(Items listed in a dataset)
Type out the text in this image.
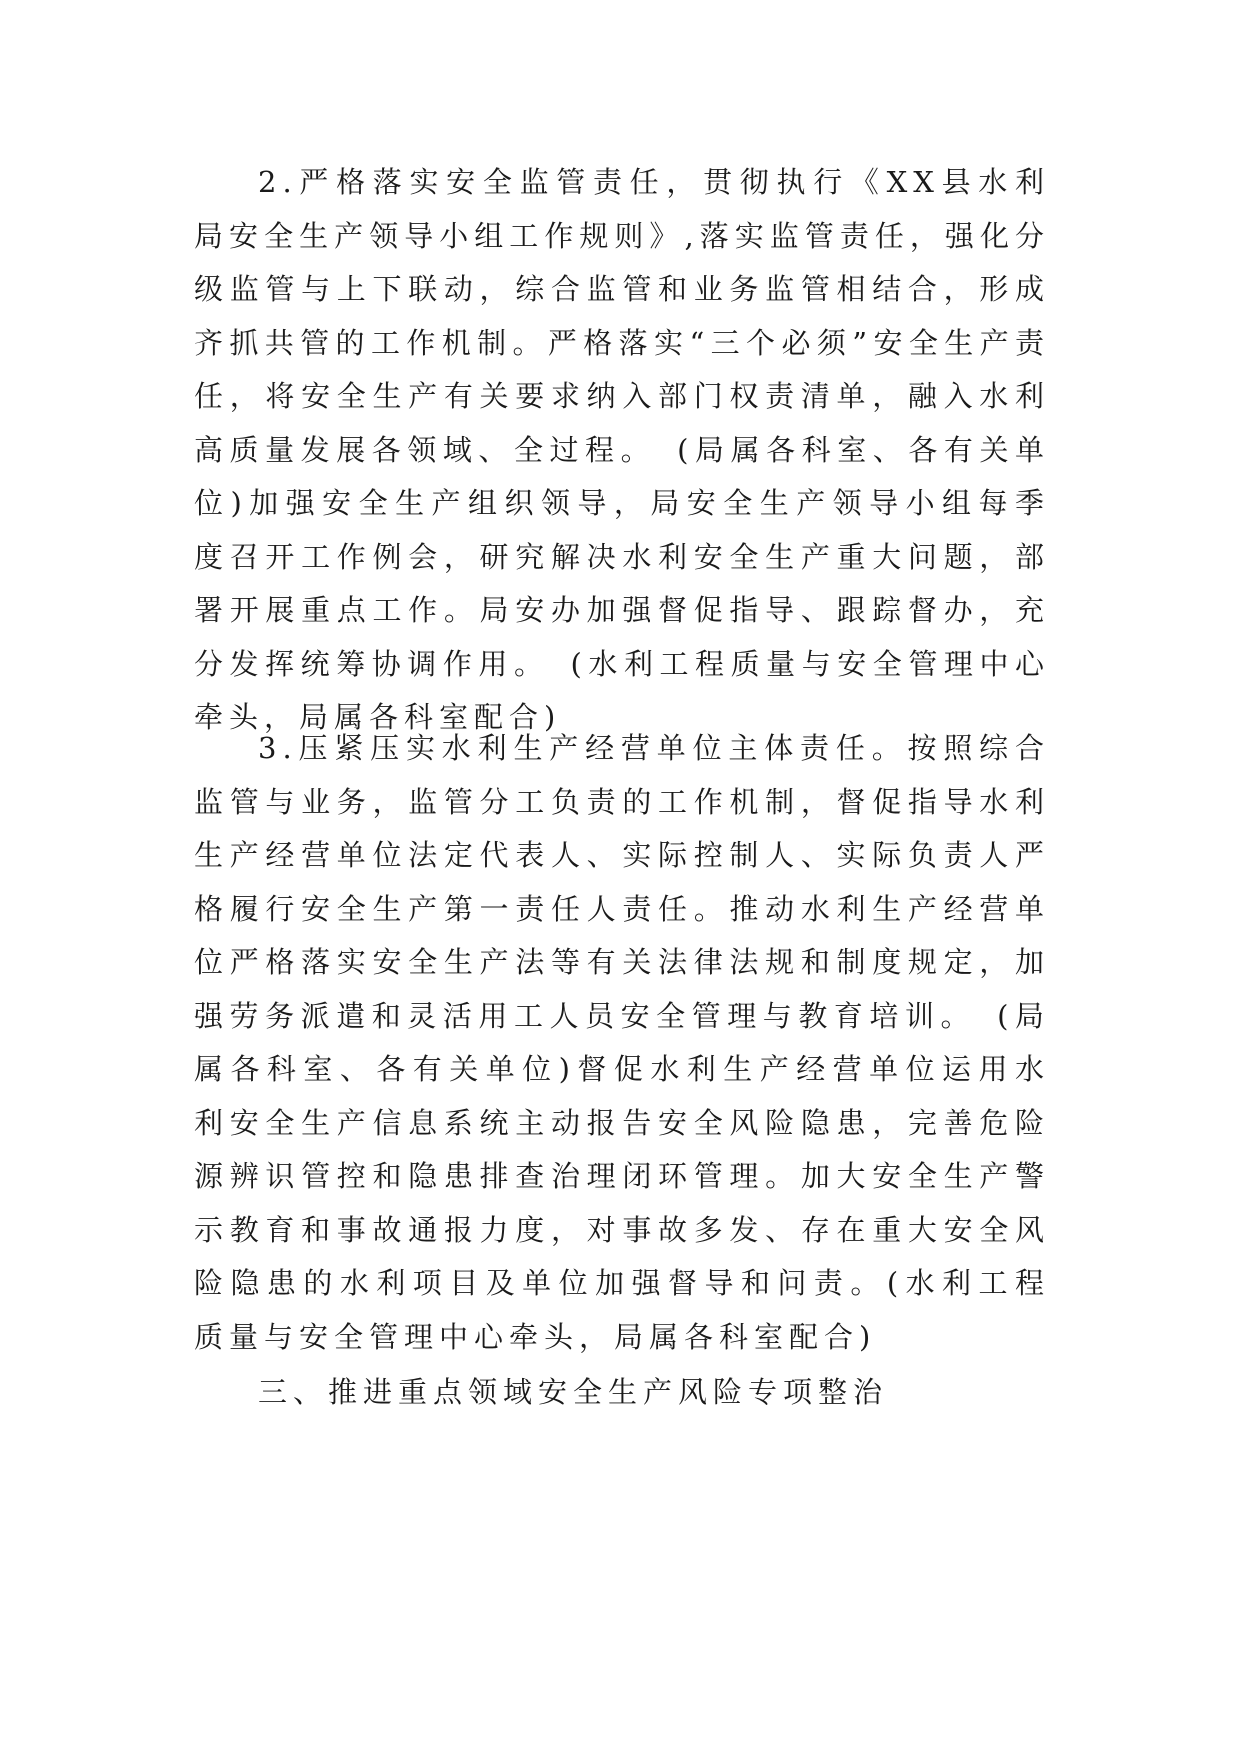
2.严格落实安全监管责任，贯彻执行《XX县水利局安全生产领导小组工作规则》,落实监管责任，强化分级监管与上下联动，综合监管和业务监管相结合，形成齐抓共管的工作机制。严格落实“三个必须”安全生产责任，将安全生产有关要求纳入部门权责清单，融入水利高质量发展各领域、全过程。　(局属各科室、各有关单位)加强安全生产组织领导，局安全生产领导小组每季度召开工作例会，研究解决水利安全生产重大问题，部署开展重点工作。局安办加强督促指导、跟踪督办，充分发挥统筹协调作用。　(水利工程质量与安全管理中心牵头，局属各科室配合)

3.压紧压实水利生产经营单位主体责任。按照综合监管与业务，监管分工负责的工作机制，督促指导水利生产经营单位法定代表人、实际控制人、实际负责人严格履行安全生产第一责任人责任。推动水利生产经营单位严格落实安全生产法等有关法律法规和制度规定，加强劳务派遣和灵活用工人员安全管理与教育培训。　(局属各科室、各有关单位)督促水利生产经营单位运用水利安全生产信息系统主动报告安全风险隐患，完善危险源辨识管控和隐患排查治理闭环管理。加大安全生产警示教育和事故通报力度，对事故多发、存在重大安全风险隐患的水利项目及单位加强督导和问责。(水利工程质量与安全管理中心牵头，局属各科室配合)

三、推进重点领域安全生产风险专项整治
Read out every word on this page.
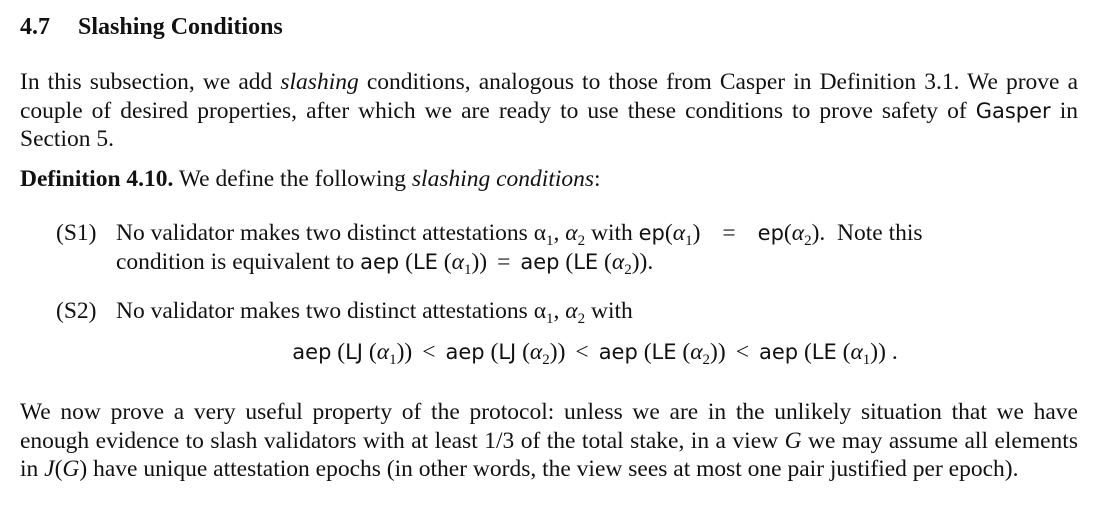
4.7 Slashing Conditions
In this subsection, we add slashing conditions, analogous to those from Casper in Definition 3.1. We prove a couple of desired properties, after which we are ready to use these conditions to prove safety of Gasper in Section 5.
Definition 4.10. We define the following slashing conditions:
(S1) No validator makes two distinct attestations $\alpha_1$, $\alpha_2$ with $ep(\alpha_1) = ep(\alpha_2)$.  Note this
condition is equivalent to aep (LE $(\alpha_1)$) = aep (LE $(\alpha_2)$).
(S2) No validator makes two distinct attestations $\alpha_1$, $\alpha_2$ with
aep (LJ $(\alpha_1)$) < aep (LJ $(\alpha_2)$) < aep (LE $(\alpha_2)$) < aep (LE $(\alpha_1)$) .
We now prove a very useful property of the protocol: unless we are in the unlikely situation that we have enough evidence to slash validators with at least 1/3 of the total stake, in a view G we may assume all elements in J(G) have unique attestation epochs (in other words, the view sees at most one pair justified per epoch).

# [SET EXERCISE]
Look through the records and gather every line containing "with".

# [TASK RESPONSE]
(S1) No validator makes two distinct attestations $\alpha_1$, $\alpha_2$ with $ep(\alpha_1) = ep(\alpha_2)$.  Note this
(S2) No validator makes two distinct attestations $\alpha_1$, $\alpha_2$ with
We now prove a very useful property of the protocol: unless we are in the unlikely situation that we have enough evidence to slash validators with at least 1/3 of the total stake, in a view G we may assume all elements in J(G) have unique attestation epochs (in other words, the view sees at most one pair justified per epoch).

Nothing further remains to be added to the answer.